◆ STATED PROBLEM ◆
Output all of the records exactly as written.

********

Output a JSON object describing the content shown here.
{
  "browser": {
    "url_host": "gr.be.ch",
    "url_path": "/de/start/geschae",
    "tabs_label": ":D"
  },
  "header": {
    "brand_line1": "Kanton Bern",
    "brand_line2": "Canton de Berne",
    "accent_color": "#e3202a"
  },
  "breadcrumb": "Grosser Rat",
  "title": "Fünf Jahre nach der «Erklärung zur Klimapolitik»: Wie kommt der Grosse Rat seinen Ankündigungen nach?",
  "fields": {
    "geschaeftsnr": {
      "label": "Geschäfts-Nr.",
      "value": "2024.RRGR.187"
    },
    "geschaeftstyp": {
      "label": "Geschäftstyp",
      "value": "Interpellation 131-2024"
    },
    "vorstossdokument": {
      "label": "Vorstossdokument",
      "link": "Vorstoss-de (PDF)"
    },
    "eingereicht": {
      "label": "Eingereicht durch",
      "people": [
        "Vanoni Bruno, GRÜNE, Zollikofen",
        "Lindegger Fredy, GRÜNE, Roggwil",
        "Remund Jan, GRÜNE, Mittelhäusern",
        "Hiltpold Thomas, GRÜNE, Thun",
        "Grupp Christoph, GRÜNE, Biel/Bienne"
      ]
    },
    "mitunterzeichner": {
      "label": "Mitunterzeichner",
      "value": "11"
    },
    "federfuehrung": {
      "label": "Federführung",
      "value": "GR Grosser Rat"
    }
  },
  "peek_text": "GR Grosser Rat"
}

********

◆ TASK ANSWER ◆
Output a JSON object describing the content shown here.
{
  "browser": {
    "url_host": "gr.be.ch",
    "url_path": "/de/start/geschae",
    "tabs_label": ":D"
  },
  "header": {
    "brand_line1": "Kanton Bern",
    "brand_line2": "Canton de Berne",
    "accent_color": "#e3202a"
  },
  "breadcrumb": "Grosser Rat",
  "title": "Fünf Jahre nach der «Erklärung zur Klimapolitik»: Wie kommt der Grosse Rat seinen Ankündigungen nach?",
  "fields": {
    "geschaeftsnr": {
      "label": "Geschäfts-Nr.",
      "value": "2024.RRGR.187"
    },
    "geschaeftstyp": {
      "label": "Geschäftstyp",
      "value": "Interpellation 131-2024"
    },
    "vorstossdokument": {
      "label": "Vorstossdokument",
      "link": "Vorstoss-de (PDF)"
    },
    "eingereicht": {
      "label": "Eingereicht durch",
      "people": [
        "Vanoni Bruno, GRÜNE, Zollikofen",
        "Lindegger Fredy, GRÜNE, Roggwil",
        "Remund Jan, GRÜNE, Mittelhäusern",
        "Hiltpold Thomas, GRÜNE, Thun",
        "Grupp Christoph, GRÜNE, Biel/Bienne"
      ]
    },
    "mitunterzeichner": {
      "label": "Mitunterzeichner",
      "value": "11"
    },
    "federfuehrung": {
      "label": "Federführung",
      "value": "GR Grosser Rat"
    }
  },
  "peek_text": "GR Grosser Rat"
}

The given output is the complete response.